- WHAT IS NEEDED: Give the entries again, word for word.

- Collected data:
* * *
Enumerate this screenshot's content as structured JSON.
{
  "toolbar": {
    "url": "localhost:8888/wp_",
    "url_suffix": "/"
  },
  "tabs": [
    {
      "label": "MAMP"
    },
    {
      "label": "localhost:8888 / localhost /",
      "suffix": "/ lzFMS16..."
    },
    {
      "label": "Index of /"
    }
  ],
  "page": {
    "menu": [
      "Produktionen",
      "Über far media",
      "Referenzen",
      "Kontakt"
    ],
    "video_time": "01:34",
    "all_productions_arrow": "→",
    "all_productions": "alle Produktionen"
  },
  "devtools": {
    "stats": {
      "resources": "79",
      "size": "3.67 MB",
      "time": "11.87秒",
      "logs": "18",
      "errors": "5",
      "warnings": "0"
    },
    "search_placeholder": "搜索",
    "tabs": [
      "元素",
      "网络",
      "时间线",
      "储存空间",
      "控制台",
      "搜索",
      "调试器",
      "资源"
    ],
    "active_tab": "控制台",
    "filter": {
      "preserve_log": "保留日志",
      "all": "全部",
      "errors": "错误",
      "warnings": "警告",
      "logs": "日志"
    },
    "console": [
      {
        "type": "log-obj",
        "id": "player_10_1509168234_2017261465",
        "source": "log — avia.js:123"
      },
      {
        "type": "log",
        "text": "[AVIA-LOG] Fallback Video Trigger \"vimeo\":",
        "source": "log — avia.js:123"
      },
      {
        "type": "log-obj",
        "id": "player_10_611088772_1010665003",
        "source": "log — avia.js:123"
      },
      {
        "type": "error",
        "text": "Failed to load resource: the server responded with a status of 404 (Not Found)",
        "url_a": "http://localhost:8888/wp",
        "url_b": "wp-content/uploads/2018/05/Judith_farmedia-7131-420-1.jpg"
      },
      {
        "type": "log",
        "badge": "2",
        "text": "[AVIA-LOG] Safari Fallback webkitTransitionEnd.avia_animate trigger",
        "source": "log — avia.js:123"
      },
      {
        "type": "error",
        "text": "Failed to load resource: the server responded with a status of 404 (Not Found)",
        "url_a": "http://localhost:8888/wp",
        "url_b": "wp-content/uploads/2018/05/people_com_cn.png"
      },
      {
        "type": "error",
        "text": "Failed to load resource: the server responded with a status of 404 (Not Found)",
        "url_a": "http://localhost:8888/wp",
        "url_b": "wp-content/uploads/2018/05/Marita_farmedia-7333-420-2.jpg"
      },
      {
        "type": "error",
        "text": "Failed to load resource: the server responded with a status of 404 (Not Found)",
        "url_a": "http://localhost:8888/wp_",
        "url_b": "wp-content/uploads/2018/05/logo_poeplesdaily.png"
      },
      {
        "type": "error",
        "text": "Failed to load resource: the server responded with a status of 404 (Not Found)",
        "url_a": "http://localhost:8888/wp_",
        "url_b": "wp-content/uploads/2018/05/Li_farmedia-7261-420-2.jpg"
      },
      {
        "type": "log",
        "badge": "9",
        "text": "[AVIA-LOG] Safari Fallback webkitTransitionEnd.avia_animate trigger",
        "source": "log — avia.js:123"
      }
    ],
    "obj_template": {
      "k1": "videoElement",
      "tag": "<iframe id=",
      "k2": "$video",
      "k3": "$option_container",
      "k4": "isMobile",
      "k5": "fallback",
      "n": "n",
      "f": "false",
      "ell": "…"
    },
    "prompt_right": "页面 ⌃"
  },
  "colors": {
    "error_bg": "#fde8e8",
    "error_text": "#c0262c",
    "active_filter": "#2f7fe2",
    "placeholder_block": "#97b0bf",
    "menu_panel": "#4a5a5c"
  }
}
* * *
- CORRECT OUTPUT:
Enumerate this screenshot's content as structured JSON.
{
  "toolbar": {
    "url": "localhost:8888/wp_",
    "url_suffix": "/"
  },
  "tabs": [
    {
      "label": "MAMP"
    },
    {
      "label": "localhost:8888 / localhost /",
      "suffix": "/ lzFMS16..."
    },
    {
      "label": "Index of /"
    }
  ],
  "page": {
    "menu": [
      "Produktionen",
      "Über far media",
      "Referenzen",
      "Kontakt"
    ],
    "video_time": "01:34",
    "all_productions_arrow": "→",
    "all_productions": "alle Produktionen"
  },
  "devtools": {
    "stats": {
      "resources": "79",
      "size": "3.67 MB",
      "time": "11.87秒",
      "logs": "18",
      "errors": "5",
      "warnings": "0"
    },
    "search_placeholder": "搜索",
    "tabs": [
      "元素",
      "网络",
      "时间线",
      "储存空间",
      "控制台",
      "搜索",
      "调试器",
      "资源"
    ],
    "active_tab": "控制台",
    "filter": {
      "preserve_log": "保留日志",
      "all": "全部",
      "errors": "错误",
      "warnings": "警告",
      "logs": "日志"
    },
    "console": [
      {
        "type": "log-obj",
        "id": "player_10_1509168234_2017261465",
        "source": "log — avia.js:123"
      },
      {
        "type": "log",
        "text": "[AVIA-LOG] Fallback Video Trigger \"vimeo\":",
        "source": "log — avia.js:123"
      },
      {
        "type": "log-obj",
        "id": "player_10_611088772_1010665003",
        "source": "log — avia.js:123"
      },
      {
        "type": "error",
        "text": "Failed to load resource: the server responded with a status of 404 (Not Found)",
        "url_a": "http://localhost:8888/wp",
        "url_b": "wp-content/uploads/2018/05/Judith_farmedia-7131-420-1.jpg"
      },
      {
        "type": "log",
        "badge": "2",
        "text": "[AVIA-LOG] Safari Fallback webkitTransitionEnd.avia_animate trigger",
        "source": "log — avia.js:123"
      },
      {
        "type": "error",
        "text": "Failed to load resource: the server responded with a status of 404 (Not Found)",
        "url_a": "http://localhost:8888/wp",
        "url_b": "wp-content/uploads/2018/05/people_com_cn.png"
      },
      {
        "type": "error",
        "text": "Failed to load resource: the server responded with a status of 404 (Not Found)",
        "url_a": "http://localhost:8888/wp",
        "url_b": "wp-content/uploads/2018/05/Marita_farmedia-7333-420-2.jpg"
      },
      {
        "type": "error",
        "text": "Failed to load resource: the server responded with a status of 404 (Not Found)",
        "url_a": "http://localhost:8888/wp_",
        "url_b": "wp-content/uploads/2018/05/logo_poeplesdaily.png"
      },
      {
        "type": "error",
        "text": "Failed to load resource: the server responded with a status of 404 (Not Found)",
        "url_a": "http://localhost:8888/wp_",
        "url_b": "wp-content/uploads/2018/05/Li_farmedia-7261-420-2.jpg"
      },
      {
        "type": "log",
        "badge": "9",
        "text": "[AVIA-LOG] Safari Fallback webkitTransitionEnd.avia_animate trigger",
        "source": "log — avia.js:123"
      }
    ],
    "obj_template": {
      "k1": "videoElement",
      "tag": "<iframe id=",
      "k2": "$video",
      "k3": "$option_container",
      "k4": "isMobile",
      "k5": "fallback",
      "n": "n",
      "f": "false",
      "ell": "…"
    },
    "prompt_right": "页面 ⌃"
  },
  "colors": {
    "error_bg": "#fde8e8",
    "error_text": "#c0262c",
    "active_filter": "#2f7fe2",
    "placeholder_block": "#97b0bf",
    "menu_panel": "#4a5a5c"
  }
}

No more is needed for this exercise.